▶ **Problem to work on**:
Extract every line from the records below that contains the word "text".

=== Data records ===

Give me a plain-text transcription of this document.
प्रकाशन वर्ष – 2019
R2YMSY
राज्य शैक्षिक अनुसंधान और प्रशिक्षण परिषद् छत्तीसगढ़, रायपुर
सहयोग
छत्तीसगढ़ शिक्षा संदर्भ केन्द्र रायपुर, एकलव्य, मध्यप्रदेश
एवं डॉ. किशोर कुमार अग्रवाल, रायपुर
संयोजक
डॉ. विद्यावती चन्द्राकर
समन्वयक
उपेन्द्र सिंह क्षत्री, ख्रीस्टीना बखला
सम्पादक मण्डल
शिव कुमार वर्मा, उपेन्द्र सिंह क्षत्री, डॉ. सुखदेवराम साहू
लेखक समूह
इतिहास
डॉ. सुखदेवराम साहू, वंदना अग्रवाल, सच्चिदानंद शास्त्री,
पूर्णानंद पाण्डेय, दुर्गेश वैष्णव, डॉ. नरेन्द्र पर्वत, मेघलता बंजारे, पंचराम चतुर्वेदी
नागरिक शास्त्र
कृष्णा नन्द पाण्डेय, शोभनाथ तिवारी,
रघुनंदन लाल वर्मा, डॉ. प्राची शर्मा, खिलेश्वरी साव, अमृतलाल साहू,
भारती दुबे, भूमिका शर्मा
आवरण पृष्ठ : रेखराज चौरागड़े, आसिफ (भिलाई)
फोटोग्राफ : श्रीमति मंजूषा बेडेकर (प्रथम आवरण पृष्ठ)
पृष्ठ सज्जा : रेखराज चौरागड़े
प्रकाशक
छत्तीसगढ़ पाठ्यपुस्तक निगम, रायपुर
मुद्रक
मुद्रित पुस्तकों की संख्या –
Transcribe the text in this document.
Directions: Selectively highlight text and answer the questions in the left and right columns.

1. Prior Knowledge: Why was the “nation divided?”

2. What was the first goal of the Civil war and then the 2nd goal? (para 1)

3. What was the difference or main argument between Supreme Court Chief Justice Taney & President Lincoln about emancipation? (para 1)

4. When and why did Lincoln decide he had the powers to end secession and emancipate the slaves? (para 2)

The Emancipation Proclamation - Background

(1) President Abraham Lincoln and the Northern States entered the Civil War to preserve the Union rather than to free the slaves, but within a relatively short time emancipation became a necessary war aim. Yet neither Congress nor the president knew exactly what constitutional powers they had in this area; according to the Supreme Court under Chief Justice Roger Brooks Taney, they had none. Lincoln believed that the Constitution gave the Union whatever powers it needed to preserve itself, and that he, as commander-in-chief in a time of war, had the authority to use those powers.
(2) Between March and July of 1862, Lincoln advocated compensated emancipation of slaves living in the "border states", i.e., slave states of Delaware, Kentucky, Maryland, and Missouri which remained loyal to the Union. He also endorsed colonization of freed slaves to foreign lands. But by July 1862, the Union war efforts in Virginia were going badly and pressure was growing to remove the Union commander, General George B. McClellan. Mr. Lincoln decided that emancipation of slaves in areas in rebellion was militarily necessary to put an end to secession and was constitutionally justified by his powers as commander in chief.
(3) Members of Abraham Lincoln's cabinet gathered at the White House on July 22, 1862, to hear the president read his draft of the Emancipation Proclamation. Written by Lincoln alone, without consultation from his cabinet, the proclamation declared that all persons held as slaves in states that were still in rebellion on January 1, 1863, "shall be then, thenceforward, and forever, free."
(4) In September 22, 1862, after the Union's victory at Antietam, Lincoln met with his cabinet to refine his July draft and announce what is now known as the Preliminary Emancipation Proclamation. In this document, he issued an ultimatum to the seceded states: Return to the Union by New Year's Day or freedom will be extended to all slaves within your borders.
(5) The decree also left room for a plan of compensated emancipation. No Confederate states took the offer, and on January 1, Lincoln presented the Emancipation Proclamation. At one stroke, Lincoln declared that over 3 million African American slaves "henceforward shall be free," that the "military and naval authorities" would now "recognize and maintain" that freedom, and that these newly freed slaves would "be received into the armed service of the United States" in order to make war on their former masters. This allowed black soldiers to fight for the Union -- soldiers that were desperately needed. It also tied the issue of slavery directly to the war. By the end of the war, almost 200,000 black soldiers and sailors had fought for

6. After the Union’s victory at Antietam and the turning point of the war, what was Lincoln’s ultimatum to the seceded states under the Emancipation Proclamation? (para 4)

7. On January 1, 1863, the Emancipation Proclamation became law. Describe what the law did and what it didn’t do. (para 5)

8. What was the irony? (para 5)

===

▶ **Full response**:
Give me a plain-text transcription of this document.
Transcribe the text in this document.
Directions: Selectively highlight text and answer the questions in the left and right columns.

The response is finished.